[Records from a data collection]
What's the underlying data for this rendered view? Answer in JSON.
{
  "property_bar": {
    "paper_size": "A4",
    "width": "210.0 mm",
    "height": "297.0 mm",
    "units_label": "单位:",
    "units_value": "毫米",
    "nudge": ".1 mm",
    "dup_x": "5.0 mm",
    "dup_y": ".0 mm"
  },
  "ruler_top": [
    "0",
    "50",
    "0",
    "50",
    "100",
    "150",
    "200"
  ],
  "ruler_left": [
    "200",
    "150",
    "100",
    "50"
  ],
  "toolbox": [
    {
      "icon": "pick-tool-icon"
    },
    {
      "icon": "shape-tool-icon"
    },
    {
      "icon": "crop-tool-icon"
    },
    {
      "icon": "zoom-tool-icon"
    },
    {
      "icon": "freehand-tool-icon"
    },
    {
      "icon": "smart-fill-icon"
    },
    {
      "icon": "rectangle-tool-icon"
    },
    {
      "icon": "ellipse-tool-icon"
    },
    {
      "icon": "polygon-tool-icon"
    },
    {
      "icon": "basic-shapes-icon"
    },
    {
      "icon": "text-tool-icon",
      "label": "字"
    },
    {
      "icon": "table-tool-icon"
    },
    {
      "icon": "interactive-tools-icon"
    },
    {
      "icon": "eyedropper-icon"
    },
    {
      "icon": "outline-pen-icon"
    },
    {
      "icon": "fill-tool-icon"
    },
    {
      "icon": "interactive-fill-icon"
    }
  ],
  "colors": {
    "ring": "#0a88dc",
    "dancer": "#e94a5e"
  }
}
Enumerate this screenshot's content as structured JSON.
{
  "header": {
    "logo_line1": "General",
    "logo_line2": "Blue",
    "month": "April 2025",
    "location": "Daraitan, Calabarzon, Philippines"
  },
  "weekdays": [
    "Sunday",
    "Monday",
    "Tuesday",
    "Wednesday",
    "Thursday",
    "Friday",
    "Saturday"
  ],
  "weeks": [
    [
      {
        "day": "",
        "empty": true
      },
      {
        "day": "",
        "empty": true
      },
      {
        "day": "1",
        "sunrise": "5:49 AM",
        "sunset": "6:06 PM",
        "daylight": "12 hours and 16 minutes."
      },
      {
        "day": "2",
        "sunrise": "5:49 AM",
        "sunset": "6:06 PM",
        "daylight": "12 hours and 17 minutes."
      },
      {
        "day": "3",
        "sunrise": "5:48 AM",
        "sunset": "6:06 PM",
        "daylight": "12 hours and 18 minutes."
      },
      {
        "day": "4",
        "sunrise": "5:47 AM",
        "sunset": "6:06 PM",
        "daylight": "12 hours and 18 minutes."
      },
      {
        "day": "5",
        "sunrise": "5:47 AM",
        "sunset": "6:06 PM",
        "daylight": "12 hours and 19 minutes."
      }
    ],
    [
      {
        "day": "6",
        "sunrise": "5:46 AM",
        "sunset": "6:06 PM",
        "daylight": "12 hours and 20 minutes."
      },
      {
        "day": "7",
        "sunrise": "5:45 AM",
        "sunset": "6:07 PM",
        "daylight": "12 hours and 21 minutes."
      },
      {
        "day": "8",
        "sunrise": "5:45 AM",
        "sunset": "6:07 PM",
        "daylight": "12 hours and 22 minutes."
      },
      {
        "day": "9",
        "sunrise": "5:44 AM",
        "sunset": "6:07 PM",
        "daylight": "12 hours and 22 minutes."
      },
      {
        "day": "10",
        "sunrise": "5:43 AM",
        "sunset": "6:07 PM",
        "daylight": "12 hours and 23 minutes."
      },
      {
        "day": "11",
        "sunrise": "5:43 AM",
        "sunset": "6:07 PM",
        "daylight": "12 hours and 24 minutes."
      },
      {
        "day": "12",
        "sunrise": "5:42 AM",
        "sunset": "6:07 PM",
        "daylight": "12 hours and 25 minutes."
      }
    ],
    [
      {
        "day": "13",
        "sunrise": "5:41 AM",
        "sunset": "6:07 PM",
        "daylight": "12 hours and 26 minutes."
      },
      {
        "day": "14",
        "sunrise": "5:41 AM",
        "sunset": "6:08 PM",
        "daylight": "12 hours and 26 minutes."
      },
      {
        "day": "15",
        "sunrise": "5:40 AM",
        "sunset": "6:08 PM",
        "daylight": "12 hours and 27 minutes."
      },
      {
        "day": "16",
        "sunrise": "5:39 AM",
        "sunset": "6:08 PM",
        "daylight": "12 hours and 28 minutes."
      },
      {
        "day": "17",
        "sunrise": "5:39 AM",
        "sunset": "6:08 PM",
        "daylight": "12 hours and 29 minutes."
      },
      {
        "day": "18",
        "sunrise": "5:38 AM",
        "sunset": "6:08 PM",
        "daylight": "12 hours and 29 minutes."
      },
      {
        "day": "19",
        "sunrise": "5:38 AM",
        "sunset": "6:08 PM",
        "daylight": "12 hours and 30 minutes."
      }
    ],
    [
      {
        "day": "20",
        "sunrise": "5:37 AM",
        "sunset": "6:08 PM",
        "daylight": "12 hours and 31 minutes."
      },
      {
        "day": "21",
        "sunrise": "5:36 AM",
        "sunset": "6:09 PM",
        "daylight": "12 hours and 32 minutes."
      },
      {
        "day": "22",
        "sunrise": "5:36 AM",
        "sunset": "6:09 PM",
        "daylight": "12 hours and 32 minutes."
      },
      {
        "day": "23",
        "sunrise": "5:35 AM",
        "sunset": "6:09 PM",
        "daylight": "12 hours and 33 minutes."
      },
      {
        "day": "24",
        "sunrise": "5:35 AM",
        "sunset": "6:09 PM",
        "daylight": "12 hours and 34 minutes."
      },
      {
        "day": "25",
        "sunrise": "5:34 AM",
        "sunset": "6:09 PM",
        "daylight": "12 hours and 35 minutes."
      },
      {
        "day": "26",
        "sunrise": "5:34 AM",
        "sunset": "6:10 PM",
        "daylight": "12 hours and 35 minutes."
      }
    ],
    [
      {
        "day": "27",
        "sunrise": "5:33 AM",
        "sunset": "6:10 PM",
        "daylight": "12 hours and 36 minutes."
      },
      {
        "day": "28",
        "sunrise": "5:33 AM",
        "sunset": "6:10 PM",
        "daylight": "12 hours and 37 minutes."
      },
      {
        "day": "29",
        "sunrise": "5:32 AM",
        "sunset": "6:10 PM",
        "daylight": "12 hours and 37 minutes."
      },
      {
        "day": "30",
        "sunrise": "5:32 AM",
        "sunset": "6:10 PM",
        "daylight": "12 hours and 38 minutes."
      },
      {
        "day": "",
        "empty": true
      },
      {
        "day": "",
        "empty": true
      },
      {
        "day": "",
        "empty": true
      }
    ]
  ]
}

* [What is expected]
From the preceding material, extract every line exactly.

* [Finished answer]
What's the underlying data for this rendered view? Answer in JSON.
{
  "property_bar": {
    "paper_size": "A4",
    "width": "210.0 mm",
    "height": "297.0 mm",
    "units_label": "单位:",
    "units_value": "毫米",
    "nudge": ".1 mm",
    "dup_x": "5.0 mm",
    "dup_y": ".0 mm"
  },
  "ruler_top": [
    "0",
    "50",
    "0",
    "50",
    "100",
    "150",
    "200"
  ],
  "ruler_left": [
    "200",
    "150",
    "100",
    "50"
  ],
  "toolbox": [
    {
      "icon": "pick-tool-icon"
    },
    {
      "icon": "shape-tool-icon"
    },
    {
      "icon": "crop-tool-icon"
    },
    {
      "icon": "zoom-tool-icon"
    },
    {
      "icon": "freehand-tool-icon"
    },
    {
      "icon": "smart-fill-icon"
    },
    {
      "icon": "rectangle-tool-icon"
    },
    {
      "icon": "ellipse-tool-icon"
    },
    {
      "icon": "polygon-tool-icon"
    },
    {
      "icon": "basic-shapes-icon"
    },
    {
      "icon": "text-tool-icon",
      "label": "字"
    },
    {
      "icon": "table-tool-icon"
    },
    {
      "icon": "interactive-tools-icon"
    },
    {
      "icon": "eyedropper-icon"
    },
    {
      "icon": "outline-pen-icon"
    },
    {
      "icon": "fill-tool-icon"
    },
    {
      "icon": "interactive-fill-icon"
    }
  ],
  "colors": {
    "ring": "#0a88dc",
    "dancer": "#e94a5e"
  }
}
Enumerate this screenshot's content as structured JSON.
{
  "header": {
    "logo_line1": "General",
    "logo_line2": "Blue",
    "month": "April 2025",
    "location": "Daraitan, Calabarzon, Philippines"
  },
  "weekdays": [
    "Sunday",
    "Monday",
    "Tuesday",
    "Wednesday",
    "Thursday",
    "Friday",
    "Saturday"
  ],
  "weeks": [
    [
      {
        "day": "",
        "empty": true
      },
      {
        "day": "",
        "empty": true
      },
      {
        "day": "1",
        "sunrise": "5:49 AM",
        "sunset": "6:06 PM",
        "daylight": "12 hours and 16 minutes."
      },
      {
        "day": "2",
        "sunrise": "5:49 AM",
        "sunset": "6:06 PM",
        "daylight": "12 hours and 17 minutes."
      },
      {
        "day": "3",
        "sunrise": "5:48 AM",
        "sunset": "6:06 PM",
        "daylight": "12 hours and 18 minutes."
      },
      {
        "day": "4",
        "sunrise": "5:47 AM",
        "sunset": "6:06 PM",
        "daylight": "12 hours and 18 minutes."
      },
      {
        "day": "5",
        "sunrise": "5:47 AM",
        "sunset": "6:06 PM",
        "daylight": "12 hours and 19 minutes."
      }
    ],
    [
      {
        "day": "6",
        "sunrise": "5:46 AM",
        "sunset": "6:06 PM",
        "daylight": "12 hours and 20 minutes."
      },
      {
        "day": "7",
        "sunrise": "5:45 AM",
        "sunset": "6:07 PM",
        "daylight": "12 hours and 21 minutes."
      },
      {
        "day": "8",
        "sunrise": "5:45 AM",
        "sunset": "6:07 PM",
        "daylight": "12 hours and 22 minutes."
      },
      {
        "day": "9",
        "sunrise": "5:44 AM",
        "sunset": "6:07 PM",
        "daylight": "12 hours and 22 minutes."
      },
      {
        "day": "10",
        "sunrise": "5:43 AM",
        "sunset": "6:07 PM",
        "daylight": "12 hours and 23 minutes."
      },
      {
        "day": "11",
        "sunrise": "5:43 AM",
        "sunset": "6:07 PM",
        "daylight": "12 hours and 24 minutes."
      },
      {
        "day": "12",
        "sunrise": "5:42 AM",
        "sunset": "6:07 PM",
        "daylight": "12 hours and 25 minutes."
      }
    ],
    [
      {
        "day": "13",
        "sunrise": "5:41 AM",
        "sunset": "6:07 PM",
        "daylight": "12 hours and 26 minutes."
      },
      {
        "day": "14",
        "sunrise": "5:41 AM",
        "sunset": "6:08 PM",
        "daylight": "12 hours and 26 minutes."
      },
      {
        "day": "15",
        "sunrise": "5:40 AM",
        "sunset": "6:08 PM",
        "daylight": "12 hours and 27 minutes."
      },
      {
        "day": "16",
        "sunrise": "5:39 AM",
        "sunset": "6:08 PM",
        "daylight": "12 hours and 28 minutes."
      },
      {
        "day": "17",
        "sunrise": "5:39 AM",
        "sunset": "6:08 PM",
        "daylight": "12 hours and 29 minutes."
      },
      {
        "day": "18",
        "sunrise": "5:38 AM",
        "sunset": "6:08 PM",
        "daylight": "12 hours and 29 minutes."
      },
      {
        "day": "19",
        "sunrise": "5:38 AM",
        "sunset": "6:08 PM",
        "daylight": "12 hours and 30 minutes."
      }
    ],
    [
      {
        "day": "20",
        "sunrise": "5:37 AM",
        "sunset": "6:08 PM",
        "daylight": "12 hours and 31 minutes."
      },
      {
        "day": "21",
        "sunrise": "5:36 AM",
        "sunset": "6:09 PM",
        "daylight": "12 hours and 32 minutes."
      },
      {
        "day": "22",
        "sunrise": "5:36 AM",
        "sunset": "6:09 PM",
        "daylight": "12 hours and 32 minutes."
      },
      {
        "day": "23",
        "sunrise": "5:35 AM",
        "sunset": "6:09 PM",
        "daylight": "12 hours and 33 minutes."
      },
      {
        "day": "24",
        "sunrise": "5:35 AM",
        "sunset": "6:09 PM",
        "daylight": "12 hours and 34 minutes."
      },
      {
        "day": "25",
        "sunrise": "5:34 AM",
        "sunset": "6:09 PM",
        "daylight": "12 hours and 35 minutes."
      },
      {
        "day": "26",
        "sunrise": "5:34 AM",
        "sunset": "6:10 PM",
        "daylight": "12 hours and 35 minutes."
      }
    ],
    [
      {
        "day": "27",
        "sunrise": "5:33 AM",
        "sunset": "6:10 PM",
        "daylight": "12 hours and 36 minutes."
      },
      {
        "day": "28",
        "sunrise": "5:33 AM",
        "sunset": "6:10 PM",
        "daylight": "12 hours and 37 minutes."
      },
      {
        "day": "29",
        "sunrise": "5:32 AM",
        "sunset": "6:10 PM",
        "daylight": "12 hours and 37 minutes."
      },
      {
        "day": "30",
        "sunrise": "5:32 AM",
        "sunset": "6:10 PM",
        "daylight": "12 hours and 38 minutes."
      },
      {
        "day": "",
        "empty": true
      },
      {
        "day": "",
        "empty": true
      },
      {
        "day": "",
        "empty": true
      }
    ]
  ]
}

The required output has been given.